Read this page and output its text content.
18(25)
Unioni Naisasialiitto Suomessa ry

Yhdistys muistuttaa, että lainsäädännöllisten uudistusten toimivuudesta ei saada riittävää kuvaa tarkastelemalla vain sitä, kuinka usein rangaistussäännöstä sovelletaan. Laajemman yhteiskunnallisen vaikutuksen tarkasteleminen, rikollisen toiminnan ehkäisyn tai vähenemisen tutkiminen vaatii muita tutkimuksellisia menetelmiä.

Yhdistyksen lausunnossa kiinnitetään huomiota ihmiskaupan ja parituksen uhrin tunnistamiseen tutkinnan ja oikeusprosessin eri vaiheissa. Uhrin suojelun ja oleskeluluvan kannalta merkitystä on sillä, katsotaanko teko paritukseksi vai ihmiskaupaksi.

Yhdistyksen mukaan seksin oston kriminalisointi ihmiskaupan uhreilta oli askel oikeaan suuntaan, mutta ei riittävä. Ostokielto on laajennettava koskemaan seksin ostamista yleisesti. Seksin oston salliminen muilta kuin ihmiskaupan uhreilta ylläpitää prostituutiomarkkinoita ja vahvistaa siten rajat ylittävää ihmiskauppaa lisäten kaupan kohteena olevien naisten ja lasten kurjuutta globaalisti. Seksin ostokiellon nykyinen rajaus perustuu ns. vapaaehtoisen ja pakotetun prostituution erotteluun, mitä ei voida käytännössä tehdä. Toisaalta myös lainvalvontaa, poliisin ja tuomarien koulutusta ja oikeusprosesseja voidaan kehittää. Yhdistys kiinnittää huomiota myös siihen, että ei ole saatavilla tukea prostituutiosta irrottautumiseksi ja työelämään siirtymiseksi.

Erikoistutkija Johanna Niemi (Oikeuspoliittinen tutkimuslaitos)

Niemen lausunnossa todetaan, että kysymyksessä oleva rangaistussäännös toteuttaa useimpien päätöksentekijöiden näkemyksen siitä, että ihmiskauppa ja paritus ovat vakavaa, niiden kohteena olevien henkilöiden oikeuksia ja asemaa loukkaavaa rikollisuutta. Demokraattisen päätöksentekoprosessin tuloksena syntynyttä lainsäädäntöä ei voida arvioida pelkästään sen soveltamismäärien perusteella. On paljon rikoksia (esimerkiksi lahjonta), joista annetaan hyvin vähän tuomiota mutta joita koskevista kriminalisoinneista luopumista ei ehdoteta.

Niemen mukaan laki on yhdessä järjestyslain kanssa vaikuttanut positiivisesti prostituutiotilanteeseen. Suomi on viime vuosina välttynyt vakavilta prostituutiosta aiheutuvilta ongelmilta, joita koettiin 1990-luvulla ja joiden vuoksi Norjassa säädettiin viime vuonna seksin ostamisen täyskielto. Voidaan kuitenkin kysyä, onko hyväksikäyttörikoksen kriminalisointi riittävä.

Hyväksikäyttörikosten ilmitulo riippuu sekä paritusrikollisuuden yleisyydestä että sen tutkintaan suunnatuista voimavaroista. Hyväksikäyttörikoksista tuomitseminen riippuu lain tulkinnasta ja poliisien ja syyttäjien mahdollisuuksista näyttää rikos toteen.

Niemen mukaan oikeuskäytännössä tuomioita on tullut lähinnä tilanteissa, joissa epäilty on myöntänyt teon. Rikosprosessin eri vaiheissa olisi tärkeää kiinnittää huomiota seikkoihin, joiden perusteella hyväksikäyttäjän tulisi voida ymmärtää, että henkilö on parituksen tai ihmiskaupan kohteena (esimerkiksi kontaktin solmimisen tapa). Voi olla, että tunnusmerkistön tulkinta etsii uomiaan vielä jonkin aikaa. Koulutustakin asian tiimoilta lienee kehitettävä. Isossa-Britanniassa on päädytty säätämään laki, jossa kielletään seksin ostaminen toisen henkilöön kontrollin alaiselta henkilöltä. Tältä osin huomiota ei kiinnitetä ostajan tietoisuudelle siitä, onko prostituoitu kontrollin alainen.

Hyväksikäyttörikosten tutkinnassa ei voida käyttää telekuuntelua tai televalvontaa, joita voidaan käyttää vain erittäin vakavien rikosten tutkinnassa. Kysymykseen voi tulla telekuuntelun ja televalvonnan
::::::::::
Exercise:
Output all records verbatim.

Problem solution:
Read this page and output its text content.
18(25)
Unioni Naisasialiitto Suomessa ry

Yhdistys muistuttaa, että lainsäädännöllisten uudistusten toimivuudesta ei saada riittävää kuvaa tarkastelemalla vain sitä, kuinka usein rangaistussäännöstä sovelletaan. Laajemman yhteiskunnallisen vaikutuksen tarkasteleminen, rikollisen toiminnan ehkäisyn tai vähenemisen tutkiminen vaatii muita tutkimuksellisia menetelmiä.

Yhdistyksen lausunnossa kiinnitetään huomiota ihmiskaupan ja parituksen uhrin tunnistamiseen tutkinnan ja oikeusprosessin eri vaiheissa. Uhrin suojelun ja oleskeluluvan kannalta merkitystä on sillä, katsotaanko teko paritukseksi vai ihmiskaupaksi.

Yhdistyksen mukaan seksin oston kriminalisointi ihmiskaupan uhreilta oli askel oikeaan suuntaan, mutta ei riittävä. Ostokielto on laajennettava koskemaan seksin ostamista yleisesti. Seksin oston salliminen muilta kuin ihmiskaupan uhreilta ylläpitää prostituutiomarkkinoita ja vahvistaa siten rajat ylittävää ihmiskauppaa lisäten kaupan kohteena olevien naisten ja lasten kurjuutta globaalisti. Seksin ostokiellon nykyinen rajaus perustuu ns. vapaaehtoisen ja pakotetun prostituution erotteluun, mitä ei voida käytännössä tehdä. Toisaalta myös lainvalvontaa, poliisin ja tuomarien koulutusta ja oikeusprosesseja voidaan kehittää. Yhdistys kiinnittää huomiota myös siihen, että ei ole saatavilla tukea prostituutiosta irrottautumiseksi ja työelämään siirtymiseksi.

Erikoistutkija Johanna Niemi (Oikeuspoliittinen tutkimuslaitos)

Niemen lausunnossa todetaan, että kysymyksessä oleva rangaistussäännös toteuttaa useimpien päätöksentekijöiden näkemyksen siitä, että ihmiskauppa ja paritus ovat vakavaa, niiden kohteena olevien henkilöiden oikeuksia ja asemaa loukkaavaa rikollisuutta. Demokraattisen päätöksentekoprosessin tuloksena syntynyttä lainsäädäntöä ei voida arvioida pelkästään sen soveltamismäärien perusteella. On paljon rikoksia (esimerkiksi lahjonta), joista annetaan hyvin vähän tuomiota mutta joita koskevista kriminalisoinneista luopumista ei ehdoteta.

Niemen mukaan laki on yhdessä järjestyslain kanssa vaikuttanut positiivisesti prostituutiotilanteeseen. Suomi on viime vuosina välttynyt vakavilta prostituutiosta aiheutuvilta ongelmilta, joita koettiin 1990-luvulla ja joiden vuoksi Norjassa säädettiin viime vuonna seksin ostamisen täyskielto. Voidaan kuitenkin kysyä, onko hyväksikäyttörikoksen kriminalisointi riittävä.

Hyväksikäyttörikosten ilmitulo riippuu sekä paritusrikollisuuden yleisyydestä että sen tutkintaan suunnatuista voimavaroista. Hyväksikäyttörikoksista tuomitseminen riippuu lain tulkinnasta ja poliisien ja syyttäjien mahdollisuuksista näyttää rikos toteen.

Niemen mukaan oikeuskäytännössä tuomioita on tullut lähinnä tilanteissa, joissa epäilty on myöntänyt teon. Rikosprosessin eri vaiheissa olisi tärkeää kiinnittää huomiota seikkoihin, joiden perusteella hyväksikäyttäjän tulisi voida ymmärtää, että henkilö on parituksen tai ihmiskaupan kohteena (esimerkiksi kontaktin solmimisen tapa). Voi olla, että tunnusmerkistön tulkinta etsii uomiaan vielä jonkin aikaa. Koulutustakin asian tiimoilta lienee kehitettävä. Isossa-Britanniassa on päädytty säätämään laki, jossa kielletään seksin ostaminen toisen henkilöön kontrollin alaiselta henkilöltä. Tältä osin huomiota ei kiinnitetä ostajan tietoisuudelle siitä, onko prostituoitu kontrollin alainen.

Hyväksikäyttörikosten tutkinnassa ei voida käyttää telekuuntelua tai televalvontaa, joita voidaan käyttää vain erittäin vakavien rikosten tutkinnassa. Kysymykseen voi tulla telekuuntelun ja televalvonnan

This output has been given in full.